*** RAW DATA

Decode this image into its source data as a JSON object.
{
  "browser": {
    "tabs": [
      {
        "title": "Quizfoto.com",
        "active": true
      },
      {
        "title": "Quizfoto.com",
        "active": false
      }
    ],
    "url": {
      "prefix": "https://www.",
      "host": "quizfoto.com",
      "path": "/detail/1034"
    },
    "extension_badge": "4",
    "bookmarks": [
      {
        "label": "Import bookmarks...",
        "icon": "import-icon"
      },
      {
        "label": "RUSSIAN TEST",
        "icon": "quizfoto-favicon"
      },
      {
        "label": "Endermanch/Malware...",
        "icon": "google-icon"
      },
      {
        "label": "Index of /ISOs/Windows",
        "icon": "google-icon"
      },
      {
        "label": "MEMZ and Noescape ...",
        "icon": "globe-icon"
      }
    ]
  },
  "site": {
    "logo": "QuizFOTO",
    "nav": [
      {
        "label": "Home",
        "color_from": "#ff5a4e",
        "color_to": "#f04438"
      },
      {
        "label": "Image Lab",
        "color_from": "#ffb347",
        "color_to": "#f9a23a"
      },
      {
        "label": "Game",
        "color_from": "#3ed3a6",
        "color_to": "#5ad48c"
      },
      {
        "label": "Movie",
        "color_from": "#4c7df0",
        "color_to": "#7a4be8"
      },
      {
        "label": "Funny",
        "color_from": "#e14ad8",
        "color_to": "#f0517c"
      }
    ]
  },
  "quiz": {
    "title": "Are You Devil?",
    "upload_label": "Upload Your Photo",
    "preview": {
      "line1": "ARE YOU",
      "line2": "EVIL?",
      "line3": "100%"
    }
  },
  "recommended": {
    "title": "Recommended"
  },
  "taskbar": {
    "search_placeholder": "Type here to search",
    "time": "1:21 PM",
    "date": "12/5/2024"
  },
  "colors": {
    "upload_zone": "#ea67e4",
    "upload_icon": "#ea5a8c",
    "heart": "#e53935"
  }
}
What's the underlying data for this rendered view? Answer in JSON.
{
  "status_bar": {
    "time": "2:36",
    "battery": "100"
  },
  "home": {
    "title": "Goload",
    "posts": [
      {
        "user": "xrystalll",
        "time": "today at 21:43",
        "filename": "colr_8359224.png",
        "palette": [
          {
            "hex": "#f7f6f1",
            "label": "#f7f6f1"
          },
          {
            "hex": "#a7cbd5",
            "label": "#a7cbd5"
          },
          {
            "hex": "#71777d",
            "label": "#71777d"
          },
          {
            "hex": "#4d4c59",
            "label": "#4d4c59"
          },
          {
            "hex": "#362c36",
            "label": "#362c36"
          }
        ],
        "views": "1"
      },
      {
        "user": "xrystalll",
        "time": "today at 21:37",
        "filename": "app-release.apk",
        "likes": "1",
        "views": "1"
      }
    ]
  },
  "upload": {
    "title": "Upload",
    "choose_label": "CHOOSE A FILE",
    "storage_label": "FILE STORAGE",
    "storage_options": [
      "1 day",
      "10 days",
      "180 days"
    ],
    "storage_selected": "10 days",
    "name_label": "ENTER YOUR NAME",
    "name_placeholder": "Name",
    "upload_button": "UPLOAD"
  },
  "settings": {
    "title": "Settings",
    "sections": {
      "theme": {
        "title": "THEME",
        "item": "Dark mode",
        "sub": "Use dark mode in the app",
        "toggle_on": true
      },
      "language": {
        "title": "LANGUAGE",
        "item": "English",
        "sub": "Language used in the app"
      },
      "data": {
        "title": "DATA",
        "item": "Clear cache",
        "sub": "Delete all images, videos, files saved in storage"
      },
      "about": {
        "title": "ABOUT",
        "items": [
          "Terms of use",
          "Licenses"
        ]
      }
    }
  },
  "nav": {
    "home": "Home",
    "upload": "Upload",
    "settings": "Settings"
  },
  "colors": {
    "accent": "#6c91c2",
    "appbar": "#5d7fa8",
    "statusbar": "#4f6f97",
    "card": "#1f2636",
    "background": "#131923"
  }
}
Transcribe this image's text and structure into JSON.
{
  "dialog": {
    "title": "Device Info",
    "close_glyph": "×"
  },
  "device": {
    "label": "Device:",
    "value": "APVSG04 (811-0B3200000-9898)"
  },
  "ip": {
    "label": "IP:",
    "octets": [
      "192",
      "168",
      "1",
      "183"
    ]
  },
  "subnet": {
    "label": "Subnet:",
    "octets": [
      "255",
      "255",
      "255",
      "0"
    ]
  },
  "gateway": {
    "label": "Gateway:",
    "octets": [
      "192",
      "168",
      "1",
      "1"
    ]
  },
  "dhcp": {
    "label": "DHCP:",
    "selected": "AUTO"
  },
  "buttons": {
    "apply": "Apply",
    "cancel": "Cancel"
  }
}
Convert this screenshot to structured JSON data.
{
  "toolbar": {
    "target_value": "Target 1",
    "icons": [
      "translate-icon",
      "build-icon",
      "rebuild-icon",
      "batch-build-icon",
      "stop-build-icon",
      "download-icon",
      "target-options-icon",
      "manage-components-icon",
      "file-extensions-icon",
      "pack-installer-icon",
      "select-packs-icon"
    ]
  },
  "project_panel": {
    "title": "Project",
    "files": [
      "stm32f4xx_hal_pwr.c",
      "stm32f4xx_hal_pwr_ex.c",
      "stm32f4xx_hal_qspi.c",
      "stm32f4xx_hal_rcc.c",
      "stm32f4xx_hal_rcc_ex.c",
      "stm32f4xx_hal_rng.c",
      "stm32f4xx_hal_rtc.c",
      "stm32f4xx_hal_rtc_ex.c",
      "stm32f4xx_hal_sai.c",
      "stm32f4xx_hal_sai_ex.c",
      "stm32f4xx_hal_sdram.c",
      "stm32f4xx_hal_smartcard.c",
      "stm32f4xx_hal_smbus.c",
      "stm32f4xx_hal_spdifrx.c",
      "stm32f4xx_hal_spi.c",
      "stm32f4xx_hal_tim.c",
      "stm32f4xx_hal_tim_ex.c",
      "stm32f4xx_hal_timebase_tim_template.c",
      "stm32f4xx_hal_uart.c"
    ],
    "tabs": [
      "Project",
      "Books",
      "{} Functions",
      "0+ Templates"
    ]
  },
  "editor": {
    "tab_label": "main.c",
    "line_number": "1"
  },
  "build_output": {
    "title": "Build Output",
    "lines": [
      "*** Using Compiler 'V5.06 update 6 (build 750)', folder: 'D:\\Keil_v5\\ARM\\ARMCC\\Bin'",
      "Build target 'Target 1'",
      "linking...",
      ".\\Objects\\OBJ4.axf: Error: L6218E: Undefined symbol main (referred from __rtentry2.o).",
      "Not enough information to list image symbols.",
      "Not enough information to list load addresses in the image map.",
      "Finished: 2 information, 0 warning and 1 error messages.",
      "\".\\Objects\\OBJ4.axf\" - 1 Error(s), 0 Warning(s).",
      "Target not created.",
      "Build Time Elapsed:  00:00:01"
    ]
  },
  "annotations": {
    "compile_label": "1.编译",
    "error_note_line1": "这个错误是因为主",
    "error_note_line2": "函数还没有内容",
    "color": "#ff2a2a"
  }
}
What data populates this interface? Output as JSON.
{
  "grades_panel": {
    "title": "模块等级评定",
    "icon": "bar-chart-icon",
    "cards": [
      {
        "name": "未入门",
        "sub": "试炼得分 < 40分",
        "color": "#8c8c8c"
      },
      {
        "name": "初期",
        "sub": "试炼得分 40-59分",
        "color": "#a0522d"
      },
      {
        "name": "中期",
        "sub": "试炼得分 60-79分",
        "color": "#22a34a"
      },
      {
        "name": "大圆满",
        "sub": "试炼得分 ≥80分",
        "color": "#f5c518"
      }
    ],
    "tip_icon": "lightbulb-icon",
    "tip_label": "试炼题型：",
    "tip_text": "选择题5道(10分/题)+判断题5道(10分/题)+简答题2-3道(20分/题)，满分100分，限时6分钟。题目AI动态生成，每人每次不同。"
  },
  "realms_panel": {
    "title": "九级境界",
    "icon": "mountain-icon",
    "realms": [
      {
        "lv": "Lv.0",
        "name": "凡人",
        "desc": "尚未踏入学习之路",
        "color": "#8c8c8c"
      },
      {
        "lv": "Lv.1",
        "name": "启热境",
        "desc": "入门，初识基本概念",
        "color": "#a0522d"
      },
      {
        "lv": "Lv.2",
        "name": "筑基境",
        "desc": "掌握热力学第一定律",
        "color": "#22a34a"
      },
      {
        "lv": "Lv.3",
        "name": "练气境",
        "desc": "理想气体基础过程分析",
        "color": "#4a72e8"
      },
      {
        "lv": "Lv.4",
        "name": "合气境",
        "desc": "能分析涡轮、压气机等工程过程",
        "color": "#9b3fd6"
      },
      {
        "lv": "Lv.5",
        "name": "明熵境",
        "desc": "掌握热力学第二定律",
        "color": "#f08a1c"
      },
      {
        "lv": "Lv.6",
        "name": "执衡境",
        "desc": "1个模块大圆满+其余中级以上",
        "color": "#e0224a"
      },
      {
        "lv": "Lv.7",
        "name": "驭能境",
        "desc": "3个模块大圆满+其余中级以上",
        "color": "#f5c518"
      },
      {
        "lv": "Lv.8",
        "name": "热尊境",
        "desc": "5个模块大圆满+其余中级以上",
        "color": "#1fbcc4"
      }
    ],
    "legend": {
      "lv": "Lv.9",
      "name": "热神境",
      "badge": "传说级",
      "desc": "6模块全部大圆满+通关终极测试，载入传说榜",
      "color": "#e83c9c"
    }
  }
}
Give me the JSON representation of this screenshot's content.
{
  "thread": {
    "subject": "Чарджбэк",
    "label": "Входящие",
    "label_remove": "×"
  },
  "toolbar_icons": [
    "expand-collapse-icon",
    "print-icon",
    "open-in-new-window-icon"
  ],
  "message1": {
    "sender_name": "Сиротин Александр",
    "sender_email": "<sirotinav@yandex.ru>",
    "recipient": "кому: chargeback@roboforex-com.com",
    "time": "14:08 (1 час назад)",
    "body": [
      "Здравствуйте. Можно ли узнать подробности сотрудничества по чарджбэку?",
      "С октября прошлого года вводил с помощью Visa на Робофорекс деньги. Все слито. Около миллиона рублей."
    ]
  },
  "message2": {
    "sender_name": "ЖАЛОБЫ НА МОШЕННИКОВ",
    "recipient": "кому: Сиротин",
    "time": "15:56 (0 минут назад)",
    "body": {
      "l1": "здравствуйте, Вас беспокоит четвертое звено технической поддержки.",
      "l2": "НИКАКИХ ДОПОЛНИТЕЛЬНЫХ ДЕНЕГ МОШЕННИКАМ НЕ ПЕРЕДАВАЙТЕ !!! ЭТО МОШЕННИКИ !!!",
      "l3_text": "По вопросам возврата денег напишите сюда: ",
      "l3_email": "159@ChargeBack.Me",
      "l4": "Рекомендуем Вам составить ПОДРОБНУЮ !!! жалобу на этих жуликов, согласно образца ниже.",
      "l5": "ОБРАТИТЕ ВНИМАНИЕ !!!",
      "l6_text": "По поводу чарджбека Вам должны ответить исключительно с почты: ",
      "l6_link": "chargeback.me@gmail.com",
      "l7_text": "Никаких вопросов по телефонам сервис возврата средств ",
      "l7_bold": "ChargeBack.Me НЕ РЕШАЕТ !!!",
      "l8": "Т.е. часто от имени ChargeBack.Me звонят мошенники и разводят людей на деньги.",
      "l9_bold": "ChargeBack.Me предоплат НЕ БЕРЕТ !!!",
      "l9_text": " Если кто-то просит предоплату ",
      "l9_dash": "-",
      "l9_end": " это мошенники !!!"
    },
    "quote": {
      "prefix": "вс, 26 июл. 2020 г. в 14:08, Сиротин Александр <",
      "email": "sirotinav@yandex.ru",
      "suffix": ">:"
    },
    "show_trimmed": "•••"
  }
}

******

[PROBLEM TO SOLVE]: Scan the data for the word "Александр" and copy every line where it shows up.

[RESULT]:
    "sender_name": "Сиротин Александр",
      "prefix": "вс, 26 июл. 2020 г. в 14:08, Сиротин Александр <",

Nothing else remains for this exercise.